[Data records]

+-------+

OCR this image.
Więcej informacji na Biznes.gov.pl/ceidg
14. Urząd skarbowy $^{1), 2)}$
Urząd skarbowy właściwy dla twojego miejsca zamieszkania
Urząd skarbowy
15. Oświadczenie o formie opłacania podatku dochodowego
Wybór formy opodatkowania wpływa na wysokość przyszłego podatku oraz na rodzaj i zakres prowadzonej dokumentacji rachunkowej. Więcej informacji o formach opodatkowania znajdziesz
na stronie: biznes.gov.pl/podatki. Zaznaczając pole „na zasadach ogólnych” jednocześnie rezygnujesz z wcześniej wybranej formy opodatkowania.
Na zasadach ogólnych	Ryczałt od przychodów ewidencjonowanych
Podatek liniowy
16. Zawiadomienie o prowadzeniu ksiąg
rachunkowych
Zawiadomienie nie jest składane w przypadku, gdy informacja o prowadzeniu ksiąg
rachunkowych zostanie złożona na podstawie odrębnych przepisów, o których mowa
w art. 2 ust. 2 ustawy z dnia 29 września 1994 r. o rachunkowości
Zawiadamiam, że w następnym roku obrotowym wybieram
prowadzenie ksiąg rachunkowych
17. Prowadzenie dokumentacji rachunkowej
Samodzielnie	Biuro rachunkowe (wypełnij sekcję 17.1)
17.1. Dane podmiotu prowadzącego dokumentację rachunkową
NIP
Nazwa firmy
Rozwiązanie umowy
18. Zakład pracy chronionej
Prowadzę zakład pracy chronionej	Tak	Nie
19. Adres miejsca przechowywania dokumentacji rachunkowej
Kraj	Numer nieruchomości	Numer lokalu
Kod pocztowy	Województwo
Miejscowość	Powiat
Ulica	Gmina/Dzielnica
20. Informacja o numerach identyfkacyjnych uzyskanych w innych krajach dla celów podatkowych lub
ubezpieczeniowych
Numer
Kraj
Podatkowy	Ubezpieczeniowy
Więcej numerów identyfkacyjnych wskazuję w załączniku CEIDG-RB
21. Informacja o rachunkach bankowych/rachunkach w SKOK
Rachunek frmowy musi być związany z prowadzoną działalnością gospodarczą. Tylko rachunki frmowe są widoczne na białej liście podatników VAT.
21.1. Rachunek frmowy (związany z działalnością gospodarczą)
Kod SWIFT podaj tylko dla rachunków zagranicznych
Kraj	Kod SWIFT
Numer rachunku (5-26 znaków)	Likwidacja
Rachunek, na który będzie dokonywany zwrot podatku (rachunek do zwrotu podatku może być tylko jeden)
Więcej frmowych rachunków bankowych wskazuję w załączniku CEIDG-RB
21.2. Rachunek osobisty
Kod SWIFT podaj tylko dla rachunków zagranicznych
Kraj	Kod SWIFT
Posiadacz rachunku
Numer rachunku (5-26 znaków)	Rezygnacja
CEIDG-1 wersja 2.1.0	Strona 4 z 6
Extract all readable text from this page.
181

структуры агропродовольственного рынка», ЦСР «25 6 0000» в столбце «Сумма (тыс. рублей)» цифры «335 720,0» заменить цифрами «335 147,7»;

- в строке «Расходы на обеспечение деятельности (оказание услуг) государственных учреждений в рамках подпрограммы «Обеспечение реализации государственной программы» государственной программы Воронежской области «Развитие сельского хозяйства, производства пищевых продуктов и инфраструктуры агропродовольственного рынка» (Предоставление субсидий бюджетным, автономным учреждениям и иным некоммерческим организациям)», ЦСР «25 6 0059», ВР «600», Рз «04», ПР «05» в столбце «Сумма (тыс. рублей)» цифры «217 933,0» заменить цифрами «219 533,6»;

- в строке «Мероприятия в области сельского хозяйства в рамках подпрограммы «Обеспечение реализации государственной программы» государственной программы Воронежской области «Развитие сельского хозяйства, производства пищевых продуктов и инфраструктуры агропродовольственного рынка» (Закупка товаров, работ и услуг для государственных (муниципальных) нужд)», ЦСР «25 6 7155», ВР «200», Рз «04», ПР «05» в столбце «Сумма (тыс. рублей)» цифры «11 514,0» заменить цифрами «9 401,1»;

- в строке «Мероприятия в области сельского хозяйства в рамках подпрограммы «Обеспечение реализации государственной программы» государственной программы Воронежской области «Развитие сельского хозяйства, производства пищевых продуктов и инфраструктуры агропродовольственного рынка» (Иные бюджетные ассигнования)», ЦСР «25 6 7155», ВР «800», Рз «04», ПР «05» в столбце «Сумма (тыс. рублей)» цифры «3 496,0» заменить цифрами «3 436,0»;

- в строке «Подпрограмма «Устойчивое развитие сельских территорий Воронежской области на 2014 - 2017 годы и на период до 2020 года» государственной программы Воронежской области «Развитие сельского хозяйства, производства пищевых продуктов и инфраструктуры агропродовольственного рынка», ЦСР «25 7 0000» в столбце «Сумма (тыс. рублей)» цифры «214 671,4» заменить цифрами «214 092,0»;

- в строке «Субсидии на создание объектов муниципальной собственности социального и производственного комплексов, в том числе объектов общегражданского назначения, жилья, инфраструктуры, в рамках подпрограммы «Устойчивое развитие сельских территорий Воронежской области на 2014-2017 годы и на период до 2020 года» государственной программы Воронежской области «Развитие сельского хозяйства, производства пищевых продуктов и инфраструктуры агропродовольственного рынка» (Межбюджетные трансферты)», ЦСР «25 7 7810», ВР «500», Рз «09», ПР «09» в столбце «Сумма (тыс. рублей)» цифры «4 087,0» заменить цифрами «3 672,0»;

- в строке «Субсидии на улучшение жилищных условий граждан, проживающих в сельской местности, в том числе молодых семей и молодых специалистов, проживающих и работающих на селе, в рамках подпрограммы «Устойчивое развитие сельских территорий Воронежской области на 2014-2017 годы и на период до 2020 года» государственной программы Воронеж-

+-------+

-- Exercise requirements --
Reproduce every line above without error.

-- Finished exercise --
OCR this image.
Więcej informacji na Biznes.gov.pl/ceidg
14. Urząd skarbowy $^{1), 2)}$
Urząd skarbowy właściwy dla twojego miejsca zamieszkania
Urząd skarbowy
15. Oświadczenie o formie opłacania podatku dochodowego
Wybór formy opodatkowania wpływa na wysokość przyszłego podatku oraz na rodzaj i zakres prowadzonej dokumentacji rachunkowej. Więcej informacji o formach opodatkowania znajdziesz
na stronie: biznes.gov.pl/podatki. Zaznaczając pole „na zasadach ogólnych” jednocześnie rezygnujesz z wcześniej wybranej formy opodatkowania.
Na zasadach ogólnych	Ryczałt od przychodów ewidencjonowanych
Podatek liniowy
16. Zawiadomienie o prowadzeniu ksiąg
rachunkowych
Zawiadomienie nie jest składane w przypadku, gdy informacja o prowadzeniu ksiąg
rachunkowych zostanie złożona na podstawie odrębnych przepisów, o których mowa
w art. 2 ust. 2 ustawy z dnia 29 września 1994 r. o rachunkowości
Zawiadamiam, że w następnym roku obrotowym wybieram
prowadzenie ksiąg rachunkowych
17. Prowadzenie dokumentacji rachunkowej
Samodzielnie	Biuro rachunkowe (wypełnij sekcję 17.1)
17.1. Dane podmiotu prowadzącego dokumentację rachunkową
NIP
Nazwa firmy
Rozwiązanie umowy
18. Zakład pracy chronionej
Prowadzę zakład pracy chronionej	Tak	Nie
19. Adres miejsca przechowywania dokumentacji rachunkowej
Kraj	Numer nieruchomości	Numer lokalu
Kod pocztowy	Województwo
Miejscowość	Powiat
Ulica	Gmina/Dzielnica
20. Informacja o numerach identyfkacyjnych uzyskanych w innych krajach dla celów podatkowych lub
ubezpieczeniowych
Numer
Kraj
Podatkowy	Ubezpieczeniowy
Więcej numerów identyfkacyjnych wskazuję w załączniku CEIDG-RB
21. Informacja o rachunkach bankowych/rachunkach w SKOK
Rachunek frmowy musi być związany z prowadzoną działalnością gospodarczą. Tylko rachunki frmowe są widoczne na białej liście podatników VAT.
21.1. Rachunek frmowy (związany z działalnością gospodarczą)
Kod SWIFT podaj tylko dla rachunków zagranicznych
Kraj	Kod SWIFT
Numer rachunku (5-26 znaków)	Likwidacja
Rachunek, na który będzie dokonywany zwrot podatku (rachunek do zwrotu podatku może być tylko jeden)
Więcej frmowych rachunków bankowych wskazuję w załączniku CEIDG-RB
21.2. Rachunek osobisty
Kod SWIFT podaj tylko dla rachunków zagranicznych
Kraj	Kod SWIFT
Posiadacz rachunku
Numer rachunku (5-26 znaków)	Rezygnacja
CEIDG-1 wersja 2.1.0	Strona 4 z 6
Extract all readable text from this page.
181

структуры агропродовольственного рынка», ЦСР «25 6 0000» в столбце «Сумма (тыс. рублей)» цифры «335 720,0» заменить цифрами «335 147,7»;

- в строке «Расходы на обеспечение деятельности (оказание услуг) государственных учреждений в рамках подпрограммы «Обеспечение реализации государственной программы» государственной программы Воронежской области «Развитие сельского хозяйства, производства пищевых продуктов и инфраструктуры агропродовольственного рынка» (Предоставление субсидий бюджетным, автономным учреждениям и иным некоммерческим организациям)», ЦСР «25 6 0059», ВР «600», Рз «04», ПР «05» в столбце «Сумма (тыс. рублей)» цифры «217 933,0» заменить цифрами «219 533,6»;

- в строке «Мероприятия в области сельского хозяйства в рамках подпрограммы «Обеспечение реализации государственной программы» государственной программы Воронежской области «Развитие сельского хозяйства, производства пищевых продуктов и инфраструктуры агропродовольственного рынка» (Закупка товаров, работ и услуг для государственных (муниципальных) нужд)», ЦСР «25 6 7155», ВР «200», Рз «04», ПР «05» в столбце «Сумма (тыс. рублей)» цифры «11 514,0» заменить цифрами «9 401,1»;

- в строке «Мероприятия в области сельского хозяйства в рамках подпрограммы «Обеспечение реализации государственной программы» государственной программы Воронежской области «Развитие сельского хозяйства, производства пищевых продуктов и инфраструктуры агропродовольственного рынка» (Иные бюджетные ассигнования)», ЦСР «25 6 7155», ВР «800», Рз «04», ПР «05» в столбце «Сумма (тыс. рублей)» цифры «3 496,0» заменить цифрами «3 436,0»;

- в строке «Подпрограмма «Устойчивое развитие сельских территорий Воронежской области на 2014 - 2017 годы и на период до 2020 года» государственной программы Воронежской области «Развитие сельского хозяйства, производства пищевых продуктов и инфраструктуры агропродовольственного рынка», ЦСР «25 7 0000» в столбце «Сумма (тыс. рублей)» цифры «214 671,4» заменить цифрами «214 092,0»;

- в строке «Субсидии на создание объектов муниципальной собственности социального и производственного комплексов, в том числе объектов общегражданского назначения, жилья, инфраструктуры, в рамках подпрограммы «Устойчивое развитие сельских территорий Воронежской области на 2014-2017 годы и на период до 2020 года» государственной программы Воронежской области «Развитие сельского хозяйства, производства пищевых продуктов и инфраструктуры агропродовольственного рынка» (Межбюджетные трансферты)», ЦСР «25 7 7810», ВР «500», Рз «09», ПР «09» в столбце «Сумма (тыс. рублей)» цифры «4 087,0» заменить цифрами «3 672,0»;

- в строке «Субсидии на улучшение жилищных условий граждан, проживающих в сельской местности, в том числе молодых семей и молодых специалистов, проживающих и работающих на селе, в рамках подпрограммы «Устойчивое развитие сельских территорий Воронежской области на 2014-2017 годы и на период до 2020 года» государственной программы Воронеж-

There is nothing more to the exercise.